Stored items from a collection
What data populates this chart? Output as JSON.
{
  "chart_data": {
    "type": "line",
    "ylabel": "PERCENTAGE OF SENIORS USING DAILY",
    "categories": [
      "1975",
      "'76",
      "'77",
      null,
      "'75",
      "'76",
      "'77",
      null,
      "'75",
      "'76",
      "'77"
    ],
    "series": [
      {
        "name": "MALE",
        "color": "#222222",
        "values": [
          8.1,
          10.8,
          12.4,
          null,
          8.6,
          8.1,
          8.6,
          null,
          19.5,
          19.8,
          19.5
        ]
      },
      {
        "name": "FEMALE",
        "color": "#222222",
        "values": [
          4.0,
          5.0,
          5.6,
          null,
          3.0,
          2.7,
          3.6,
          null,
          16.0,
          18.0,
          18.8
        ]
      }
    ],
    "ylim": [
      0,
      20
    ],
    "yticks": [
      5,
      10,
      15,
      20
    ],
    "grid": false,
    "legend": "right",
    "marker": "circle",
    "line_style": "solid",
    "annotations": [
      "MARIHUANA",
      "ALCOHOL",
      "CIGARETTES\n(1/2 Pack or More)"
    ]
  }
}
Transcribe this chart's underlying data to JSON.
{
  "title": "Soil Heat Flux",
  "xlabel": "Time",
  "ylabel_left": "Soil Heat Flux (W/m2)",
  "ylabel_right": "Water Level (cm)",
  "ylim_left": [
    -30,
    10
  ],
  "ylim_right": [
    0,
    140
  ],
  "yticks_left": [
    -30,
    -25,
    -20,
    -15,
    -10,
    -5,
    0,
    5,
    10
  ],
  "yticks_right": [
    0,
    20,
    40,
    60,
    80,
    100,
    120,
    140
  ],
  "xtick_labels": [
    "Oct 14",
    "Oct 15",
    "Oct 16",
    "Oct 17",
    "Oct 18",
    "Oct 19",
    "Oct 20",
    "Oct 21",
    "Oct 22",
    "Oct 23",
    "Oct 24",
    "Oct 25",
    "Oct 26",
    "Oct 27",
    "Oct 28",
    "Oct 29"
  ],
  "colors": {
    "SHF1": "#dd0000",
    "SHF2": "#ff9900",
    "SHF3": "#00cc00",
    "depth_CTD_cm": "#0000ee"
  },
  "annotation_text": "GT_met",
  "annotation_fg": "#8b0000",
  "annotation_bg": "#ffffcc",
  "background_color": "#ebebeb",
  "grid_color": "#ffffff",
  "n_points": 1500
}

→ Written request: Keep only those lines of the records that hold "this", and return them.

→ Exercise response:
What data populates this chart? Output as JSON.
Transcribe this chart's underlying data to JSON.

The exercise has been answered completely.